-- BEGIN Stored records --

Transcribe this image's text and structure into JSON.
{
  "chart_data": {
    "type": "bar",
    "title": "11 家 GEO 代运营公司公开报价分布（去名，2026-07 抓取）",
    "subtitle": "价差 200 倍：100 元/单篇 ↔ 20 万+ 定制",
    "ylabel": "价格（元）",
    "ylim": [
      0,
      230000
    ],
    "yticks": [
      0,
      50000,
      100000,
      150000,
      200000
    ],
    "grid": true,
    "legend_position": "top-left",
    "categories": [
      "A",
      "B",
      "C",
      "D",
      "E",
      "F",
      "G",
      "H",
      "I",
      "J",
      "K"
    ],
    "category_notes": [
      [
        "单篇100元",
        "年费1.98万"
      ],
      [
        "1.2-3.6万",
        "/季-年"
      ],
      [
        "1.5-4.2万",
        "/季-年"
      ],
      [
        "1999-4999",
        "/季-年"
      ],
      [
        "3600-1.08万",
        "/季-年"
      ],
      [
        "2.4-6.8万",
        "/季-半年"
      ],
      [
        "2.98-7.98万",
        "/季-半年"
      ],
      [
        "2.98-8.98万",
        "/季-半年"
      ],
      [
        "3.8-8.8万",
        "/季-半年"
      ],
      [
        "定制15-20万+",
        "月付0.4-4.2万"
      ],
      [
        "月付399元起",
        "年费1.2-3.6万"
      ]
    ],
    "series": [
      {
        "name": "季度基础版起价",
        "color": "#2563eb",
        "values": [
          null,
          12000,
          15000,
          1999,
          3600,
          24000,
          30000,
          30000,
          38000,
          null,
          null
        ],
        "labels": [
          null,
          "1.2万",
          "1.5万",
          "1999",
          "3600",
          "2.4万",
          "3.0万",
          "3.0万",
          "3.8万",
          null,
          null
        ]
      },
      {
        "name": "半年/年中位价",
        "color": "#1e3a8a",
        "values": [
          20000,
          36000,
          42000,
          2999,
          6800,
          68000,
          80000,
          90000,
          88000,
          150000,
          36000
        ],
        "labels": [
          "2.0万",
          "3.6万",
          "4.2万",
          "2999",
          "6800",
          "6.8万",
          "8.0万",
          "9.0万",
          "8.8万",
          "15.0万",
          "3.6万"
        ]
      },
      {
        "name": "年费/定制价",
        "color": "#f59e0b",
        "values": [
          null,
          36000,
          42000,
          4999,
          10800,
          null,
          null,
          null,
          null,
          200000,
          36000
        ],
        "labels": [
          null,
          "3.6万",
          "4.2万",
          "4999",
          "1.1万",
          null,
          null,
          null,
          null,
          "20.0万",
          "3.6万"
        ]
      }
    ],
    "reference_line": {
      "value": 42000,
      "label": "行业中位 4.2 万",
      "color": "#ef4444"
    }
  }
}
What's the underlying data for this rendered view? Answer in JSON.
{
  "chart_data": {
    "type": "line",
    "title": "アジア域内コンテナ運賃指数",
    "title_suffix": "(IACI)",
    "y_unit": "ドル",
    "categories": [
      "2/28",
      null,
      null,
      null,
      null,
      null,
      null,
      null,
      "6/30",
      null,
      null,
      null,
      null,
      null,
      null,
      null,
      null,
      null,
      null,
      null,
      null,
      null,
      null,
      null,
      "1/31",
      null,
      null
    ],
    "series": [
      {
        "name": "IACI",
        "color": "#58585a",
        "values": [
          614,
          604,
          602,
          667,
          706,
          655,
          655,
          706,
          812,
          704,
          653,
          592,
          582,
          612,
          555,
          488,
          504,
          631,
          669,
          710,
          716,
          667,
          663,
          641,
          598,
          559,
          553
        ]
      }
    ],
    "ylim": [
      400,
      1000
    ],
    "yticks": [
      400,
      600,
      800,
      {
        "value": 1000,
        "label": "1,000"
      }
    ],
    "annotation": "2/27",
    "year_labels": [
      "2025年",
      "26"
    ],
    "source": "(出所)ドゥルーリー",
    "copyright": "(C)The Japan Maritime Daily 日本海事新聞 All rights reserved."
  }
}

-- END Stored records --

**Task directions:** Every record above should be output exactly.

**Task solution:**
Transcribe this image's text and structure into JSON.
{
  "chart_data": {
    "type": "bar",
    "title": "11 家 GEO 代运营公司公开报价分布（去名，2026-07 抓取）",
    "subtitle": "价差 200 倍：100 元/单篇 ↔ 20 万+ 定制",
    "ylabel": "价格（元）",
    "ylim": [
      0,
      230000
    ],
    "yticks": [
      0,
      50000,
      100000,
      150000,
      200000
    ],
    "grid": true,
    "legend_position": "top-left",
    "categories": [
      "A",
      "B",
      "C",
      "D",
      "E",
      "F",
      "G",
      "H",
      "I",
      "J",
      "K"
    ],
    "category_notes": [
      [
        "单篇100元",
        "年费1.98万"
      ],
      [
        "1.2-3.6万",
        "/季-年"
      ],
      [
        "1.5-4.2万",
        "/季-年"
      ],
      [
        "1999-4999",
        "/季-年"
      ],
      [
        "3600-1.08万",
        "/季-年"
      ],
      [
        "2.4-6.8万",
        "/季-半年"
      ],
      [
        "2.98-7.98万",
        "/季-半年"
      ],
      [
        "2.98-8.98万",
        "/季-半年"
      ],
      [
        "3.8-8.8万",
        "/季-半年"
      ],
      [
        "定制15-20万+",
        "月付0.4-4.2万"
      ],
      [
        "月付399元起",
        "年费1.2-3.6万"
      ]
    ],
    "series": [
      {
        "name": "季度基础版起价",
        "color": "#2563eb",
        "values": [
          null,
          12000,
          15000,
          1999,
          3600,
          24000,
          30000,
          30000,
          38000,
          null,
          null
        ],
        "labels": [
          null,
          "1.2万",
          "1.5万",
          "1999",
          "3600",
          "2.4万",
          "3.0万",
          "3.0万",
          "3.8万",
          null,
          null
        ]
      },
      {
        "name": "半年/年中位价",
        "color": "#1e3a8a",
        "values": [
          20000,
          36000,
          42000,
          2999,
          6800,
          68000,
          80000,
          90000,
          88000,
          150000,
          36000
        ],
        "labels": [
          "2.0万",
          "3.6万",
          "4.2万",
          "2999",
          "6800",
          "6.8万",
          "8.0万",
          "9.0万",
          "8.8万",
          "15.0万",
          "3.6万"
        ]
      },
      {
        "name": "年费/定制价",
        "color": "#f59e0b",
        "values": [
          null,
          36000,
          42000,
          4999,
          10800,
          null,
          null,
          null,
          null,
          200000,
          36000
        ],
        "labels": [
          null,
          "3.6万",
          "4.2万",
          "4999",
          "1.1万",
          null,
          null,
          null,
          null,
          "20.0万",
          "3.6万"
        ]
      }
    ],
    "reference_line": {
      "value": 42000,
      "label": "行业中位 4.2 万",
      "color": "#ef4444"
    }
  }
}
What's the underlying data for this rendered view? Answer in JSON.
{
  "chart_data": {
    "type": "line",
    "title": "アジア域内コンテナ運賃指数",
    "title_suffix": "(IACI)",
    "y_unit": "ドル",
    "categories": [
      "2/28",
      null,
      null,
      null,
      null,
      null,
      null,
      null,
      "6/30",
      null,
      null,
      null,
      null,
      null,
      null,
      null,
      null,
      null,
      null,
      null,
      null,
      null,
      null,
      null,
      "1/31",
      null,
      null
    ],
    "series": [
      {
        "name": "IACI",
        "color": "#58585a",
        "values": [
          614,
          604,
          602,
          667,
          706,
          655,
          655,
          706,
          812,
          704,
          653,
          592,
          582,
          612,
          555,
          488,
          504,
          631,
          669,
          710,
          716,
          667,
          663,
          641,
          598,
          559,
          553
        ]
      }
    ],
    "ylim": [
      400,
      1000
    ],
    "yticks": [
      400,
      600,
      800,
      {
        "value": 1000,
        "label": "1,000"
      }
    ],
    "annotation": "2/27",
    "year_labels": [
      "2025年",
      "26"
    ],
    "source": "(出所)ドゥルーリー",
    "copyright": "(C)The Japan Maritime Daily 日本海事新聞 All rights reserved."
  }
}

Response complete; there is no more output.